* [Brief]
Please write out each of the items below exactly as they appear, every character unchanged.

* [Provided records]
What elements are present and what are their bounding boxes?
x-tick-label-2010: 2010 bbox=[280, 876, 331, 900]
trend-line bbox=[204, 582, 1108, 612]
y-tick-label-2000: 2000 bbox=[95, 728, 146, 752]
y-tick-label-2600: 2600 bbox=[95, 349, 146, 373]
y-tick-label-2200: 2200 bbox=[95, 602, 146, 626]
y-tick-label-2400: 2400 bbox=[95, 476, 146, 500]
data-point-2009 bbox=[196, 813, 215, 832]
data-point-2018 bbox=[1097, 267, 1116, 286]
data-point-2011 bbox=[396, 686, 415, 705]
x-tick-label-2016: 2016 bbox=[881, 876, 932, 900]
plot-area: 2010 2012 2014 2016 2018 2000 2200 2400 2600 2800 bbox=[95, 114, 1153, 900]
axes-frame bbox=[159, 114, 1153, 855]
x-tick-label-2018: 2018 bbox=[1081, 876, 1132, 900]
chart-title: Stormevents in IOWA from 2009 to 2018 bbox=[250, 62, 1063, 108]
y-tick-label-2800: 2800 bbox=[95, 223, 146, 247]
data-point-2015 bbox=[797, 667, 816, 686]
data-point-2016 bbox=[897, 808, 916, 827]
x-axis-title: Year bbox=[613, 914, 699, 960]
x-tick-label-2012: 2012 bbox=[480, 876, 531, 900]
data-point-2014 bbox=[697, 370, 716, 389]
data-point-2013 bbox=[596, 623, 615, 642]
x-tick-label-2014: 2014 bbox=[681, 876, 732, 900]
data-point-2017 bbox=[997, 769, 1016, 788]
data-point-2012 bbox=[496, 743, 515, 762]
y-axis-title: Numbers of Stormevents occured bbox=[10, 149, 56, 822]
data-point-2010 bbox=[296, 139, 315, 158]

* [Final answer]
What elements are present and what are their bounding boxes?
x-tick-label-2010: 2010 bbox=[280, 876, 331, 900]
trend-line bbox=[204, 582, 1108, 612]
y-tick-label-2000: 2000 bbox=[95, 728, 146, 752]
y-tick-label-2600: 2600 bbox=[95, 349, 146, 373]
y-tick-label-2200: 2200 bbox=[95, 602, 146, 626]
y-tick-label-2400: 2400 bbox=[95, 476, 146, 500]
data-point-2009 bbox=[196, 813, 215, 832]
data-point-2018 bbox=[1097, 267, 1116, 286]
data-point-2011 bbox=[396, 686, 415, 705]
x-tick-label-2016: 2016 bbox=[881, 876, 932, 900]
plot-area: 2010 2012 2014 2016 2018 2000 2200 2400 2600 2800 bbox=[95, 114, 1153, 900]
axes-frame bbox=[159, 114, 1153, 855]
x-tick-label-2018: 2018 bbox=[1081, 876, 1132, 900]
chart-title: Stormevents in IOWA from 2009 to 2018 bbox=[250, 62, 1063, 108]
y-tick-label-2800: 2800 bbox=[95, 223, 146, 247]
data-point-2015 bbox=[797, 667, 816, 686]
data-point-2016 bbox=[897, 808, 916, 827]
x-axis-title: Year bbox=[613, 914, 699, 960]
x-tick-label-2012: 2012 bbox=[480, 876, 531, 900]
data-point-2014 bbox=[697, 370, 716, 389]
data-point-2013 bbox=[596, 623, 615, 642]
x-tick-label-2014: 2014 bbox=[681, 876, 732, 900]
data-point-2017 bbox=[997, 769, 1016, 788]
data-point-2012 bbox=[496, 743, 515, 762]
y-axis-title: Numbers of Stormevents occured bbox=[10, 149, 56, 822]
data-point-2010 bbox=[296, 139, 315, 158]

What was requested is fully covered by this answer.